(Data items)
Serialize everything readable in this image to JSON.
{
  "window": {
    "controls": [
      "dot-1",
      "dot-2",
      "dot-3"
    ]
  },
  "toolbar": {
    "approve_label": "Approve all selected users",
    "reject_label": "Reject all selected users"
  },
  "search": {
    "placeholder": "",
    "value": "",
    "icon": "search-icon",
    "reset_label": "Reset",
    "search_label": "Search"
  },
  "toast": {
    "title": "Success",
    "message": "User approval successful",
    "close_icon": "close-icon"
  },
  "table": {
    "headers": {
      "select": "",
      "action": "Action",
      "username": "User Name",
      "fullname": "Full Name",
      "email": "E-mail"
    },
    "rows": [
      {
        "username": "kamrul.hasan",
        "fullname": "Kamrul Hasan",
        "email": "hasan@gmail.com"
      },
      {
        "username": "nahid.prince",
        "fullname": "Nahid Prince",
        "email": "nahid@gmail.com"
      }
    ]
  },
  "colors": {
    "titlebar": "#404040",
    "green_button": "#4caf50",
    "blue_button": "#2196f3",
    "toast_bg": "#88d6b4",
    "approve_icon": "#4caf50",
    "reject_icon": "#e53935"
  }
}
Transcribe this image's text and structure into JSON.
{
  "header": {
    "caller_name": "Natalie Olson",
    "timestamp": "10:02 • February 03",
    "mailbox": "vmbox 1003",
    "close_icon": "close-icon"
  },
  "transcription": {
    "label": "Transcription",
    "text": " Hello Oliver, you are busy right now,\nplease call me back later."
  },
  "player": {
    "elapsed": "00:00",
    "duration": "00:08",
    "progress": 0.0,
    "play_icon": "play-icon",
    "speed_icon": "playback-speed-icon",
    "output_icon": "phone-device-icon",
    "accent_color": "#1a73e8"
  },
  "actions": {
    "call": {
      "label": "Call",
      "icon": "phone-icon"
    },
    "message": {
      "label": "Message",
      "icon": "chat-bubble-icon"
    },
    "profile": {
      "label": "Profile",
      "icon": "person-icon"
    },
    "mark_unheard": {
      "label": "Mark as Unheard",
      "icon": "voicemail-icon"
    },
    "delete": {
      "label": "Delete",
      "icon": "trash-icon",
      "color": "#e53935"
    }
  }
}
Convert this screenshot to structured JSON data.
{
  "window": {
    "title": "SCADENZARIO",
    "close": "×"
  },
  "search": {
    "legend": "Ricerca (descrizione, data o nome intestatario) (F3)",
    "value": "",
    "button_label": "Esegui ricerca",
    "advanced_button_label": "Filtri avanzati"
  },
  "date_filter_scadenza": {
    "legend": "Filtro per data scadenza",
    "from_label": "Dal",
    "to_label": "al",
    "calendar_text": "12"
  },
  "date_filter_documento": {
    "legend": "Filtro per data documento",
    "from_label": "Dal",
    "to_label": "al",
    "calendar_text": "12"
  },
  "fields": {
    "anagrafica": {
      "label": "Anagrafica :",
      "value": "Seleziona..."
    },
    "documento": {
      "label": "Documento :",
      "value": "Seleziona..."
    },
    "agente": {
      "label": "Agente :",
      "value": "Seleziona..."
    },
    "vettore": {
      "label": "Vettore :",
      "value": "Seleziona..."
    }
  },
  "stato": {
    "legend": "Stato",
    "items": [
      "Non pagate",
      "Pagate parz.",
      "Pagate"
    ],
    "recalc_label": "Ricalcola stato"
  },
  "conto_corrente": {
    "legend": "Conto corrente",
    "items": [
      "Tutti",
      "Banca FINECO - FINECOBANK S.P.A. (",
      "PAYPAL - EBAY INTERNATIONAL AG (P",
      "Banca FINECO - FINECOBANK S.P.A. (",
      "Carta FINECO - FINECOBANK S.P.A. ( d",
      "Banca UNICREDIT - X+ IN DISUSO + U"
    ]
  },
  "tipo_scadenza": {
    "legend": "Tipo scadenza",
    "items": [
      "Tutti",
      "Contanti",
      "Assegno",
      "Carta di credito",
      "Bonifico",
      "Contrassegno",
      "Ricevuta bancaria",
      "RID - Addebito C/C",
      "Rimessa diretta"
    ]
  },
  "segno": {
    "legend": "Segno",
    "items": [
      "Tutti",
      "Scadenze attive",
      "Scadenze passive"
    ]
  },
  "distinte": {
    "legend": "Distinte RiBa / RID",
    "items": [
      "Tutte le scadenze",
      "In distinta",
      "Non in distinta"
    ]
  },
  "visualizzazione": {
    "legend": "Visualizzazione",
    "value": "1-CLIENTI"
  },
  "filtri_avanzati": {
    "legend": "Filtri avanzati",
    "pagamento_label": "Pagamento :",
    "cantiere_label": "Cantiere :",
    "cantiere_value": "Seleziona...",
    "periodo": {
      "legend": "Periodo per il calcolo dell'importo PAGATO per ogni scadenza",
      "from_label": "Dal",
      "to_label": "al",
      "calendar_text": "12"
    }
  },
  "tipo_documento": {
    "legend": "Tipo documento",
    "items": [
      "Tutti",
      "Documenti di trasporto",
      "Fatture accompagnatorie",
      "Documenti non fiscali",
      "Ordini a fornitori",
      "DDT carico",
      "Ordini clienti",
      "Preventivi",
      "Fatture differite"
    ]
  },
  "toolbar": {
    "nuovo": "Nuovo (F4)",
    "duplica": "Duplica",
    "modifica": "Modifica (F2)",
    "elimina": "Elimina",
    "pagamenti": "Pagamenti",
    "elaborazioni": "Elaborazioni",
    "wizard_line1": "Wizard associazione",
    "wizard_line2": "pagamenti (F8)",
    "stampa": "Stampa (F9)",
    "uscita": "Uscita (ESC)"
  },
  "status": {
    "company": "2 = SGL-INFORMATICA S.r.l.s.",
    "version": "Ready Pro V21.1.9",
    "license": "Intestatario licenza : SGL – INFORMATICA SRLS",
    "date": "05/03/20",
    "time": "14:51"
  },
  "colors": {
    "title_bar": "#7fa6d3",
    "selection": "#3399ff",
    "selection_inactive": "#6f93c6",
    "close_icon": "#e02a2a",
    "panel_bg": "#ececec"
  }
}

Your instructions: Copy out the whole listing exactly.

The response:
Serialize everything readable in this image to JSON.
{
  "window": {
    "controls": [
      "dot-1",
      "dot-2",
      "dot-3"
    ]
  },
  "toolbar": {
    "approve_label": "Approve all selected users",
    "reject_label": "Reject all selected users"
  },
  "search": {
    "placeholder": "",
    "value": "",
    "icon": "search-icon",
    "reset_label": "Reset",
    "search_label": "Search"
  },
  "toast": {
    "title": "Success",
    "message": "User approval successful",
    "close_icon": "close-icon"
  },
  "table": {
    "headers": {
      "select": "",
      "action": "Action",
      "username": "User Name",
      "fullname": "Full Name",
      "email": "E-mail"
    },
    "rows": [
      {
        "username": "kamrul.hasan",
        "fullname": "Kamrul Hasan",
        "email": "hasan@gmail.com"
      },
      {
        "username": "nahid.prince",
        "fullname": "Nahid Prince",
        "email": "nahid@gmail.com"
      }
    ]
  },
  "colors": {
    "titlebar": "#404040",
    "green_button": "#4caf50",
    "blue_button": "#2196f3",
    "toast_bg": "#88d6b4",
    "approve_icon": "#4caf50",
    "reject_icon": "#e53935"
  }
}
Transcribe this image's text and structure into JSON.
{
  "header": {
    "caller_name": "Natalie Olson",
    "timestamp": "10:02 • February 03",
    "mailbox": "vmbox 1003",
    "close_icon": "close-icon"
  },
  "transcription": {
    "label": "Transcription",
    "text": " Hello Oliver, you are busy right now,\nplease call me back later."
  },
  "player": {
    "elapsed": "00:00",
    "duration": "00:08",
    "progress": 0.0,
    "play_icon": "play-icon",
    "speed_icon": "playback-speed-icon",
    "output_icon": "phone-device-icon",
    "accent_color": "#1a73e8"
  },
  "actions": {
    "call": {
      "label": "Call",
      "icon": "phone-icon"
    },
    "message": {
      "label": "Message",
      "icon": "chat-bubble-icon"
    },
    "profile": {
      "label": "Profile",
      "icon": "person-icon"
    },
    "mark_unheard": {
      "label": "Mark as Unheard",
      "icon": "voicemail-icon"
    },
    "delete": {
      "label": "Delete",
      "icon": "trash-icon",
      "color": "#e53935"
    }
  }
}
Convert this screenshot to structured JSON data.
{
  "window": {
    "title": "SCADENZARIO",
    "close": "×"
  },
  "search": {
    "legend": "Ricerca (descrizione, data o nome intestatario) (F3)",
    "value": "",
    "button_label": "Esegui ricerca",
    "advanced_button_label": "Filtri avanzati"
  },
  "date_filter_scadenza": {
    "legend": "Filtro per data scadenza",
    "from_label": "Dal",
    "to_label": "al",
    "calendar_text": "12"
  },
  "date_filter_documento": {
    "legend": "Filtro per data documento",
    "from_label": "Dal",
    "to_label": "al",
    "calendar_text": "12"
  },
  "fields": {
    "anagrafica": {
      "label": "Anagrafica :",
      "value": "Seleziona..."
    },
    "documento": {
      "label": "Documento :",
      "value": "Seleziona..."
    },
    "agente": {
      "label": "Agente :",
      "value": "Seleziona..."
    },
    "vettore": {
      "label": "Vettore :",
      "value": "Seleziona..."
    }
  },
  "stato": {
    "legend": "Stato",
    "items": [
      "Non pagate",
      "Pagate parz.",
      "Pagate"
    ],
    "recalc_label": "Ricalcola stato"
  },
  "conto_corrente": {
    "legend": "Conto corrente",
    "items": [
      "Tutti",
      "Banca FINECO - FINECOBANK S.P.A. (",
      "PAYPAL - EBAY INTERNATIONAL AG (P",
      "Banca FINECO - FINECOBANK S.P.A. (",
      "Carta FINECO - FINECOBANK S.P.A. ( d",
      "Banca UNICREDIT - X+ IN DISUSO + U"
    ]
  },
  "tipo_scadenza": {
    "legend": "Tipo scadenza",
    "items": [
      "Tutti",
      "Contanti",
      "Assegno",
      "Carta di credito",
      "Bonifico",
      "Contrassegno",
      "Ricevuta bancaria",
      "RID - Addebito C/C",
      "Rimessa diretta"
    ]
  },
  "segno": {
    "legend": "Segno",
    "items": [
      "Tutti",
      "Scadenze attive",
      "Scadenze passive"
    ]
  },
  "distinte": {
    "legend": "Distinte RiBa / RID",
    "items": [
      "Tutte le scadenze",
      "In distinta",
      "Non in distinta"
    ]
  },
  "visualizzazione": {
    "legend": "Visualizzazione",
    "value": "1-CLIENTI"
  },
  "filtri_avanzati": {
    "legend": "Filtri avanzati",
    "pagamento_label": "Pagamento :",
    "cantiere_label": "Cantiere :",
    "cantiere_value": "Seleziona...",
    "periodo": {
      "legend": "Periodo per il calcolo dell'importo PAGATO per ogni scadenza",
      "from_label": "Dal",
      "to_label": "al",
      "calendar_text": "12"
    }
  },
  "tipo_documento": {
    "legend": "Tipo documento",
    "items": [
      "Tutti",
      "Documenti di trasporto",
      "Fatture accompagnatorie",
      "Documenti non fiscali",
      "Ordini a fornitori",
      "DDT carico",
      "Ordini clienti",
      "Preventivi",
      "Fatture differite"
    ]
  },
  "toolbar": {
    "nuovo": "Nuovo (F4)",
    "duplica": "Duplica",
    "modifica": "Modifica (F2)",
    "elimina": "Elimina",
    "pagamenti": "Pagamenti",
    "elaborazioni": "Elaborazioni",
    "wizard_line1": "Wizard associazione",
    "wizard_line2": "pagamenti (F8)",
    "stampa": "Stampa (F9)",
    "uscita": "Uscita (ESC)"
  },
  "status": {
    "company": "2 = SGL-INFORMATICA S.r.l.s.",
    "version": "Ready Pro V21.1.9",
    "license": "Intestatario licenza : SGL – INFORMATICA SRLS",
    "date": "05/03/20",
    "time": "14:51"
  },
  "colors": {
    "title_bar": "#7fa6d3",
    "selection": "#3399ff",
    "selection_inactive": "#6f93c6",
    "close_icon": "#e02a2a",
    "panel_bg": "#ececec"
  }
}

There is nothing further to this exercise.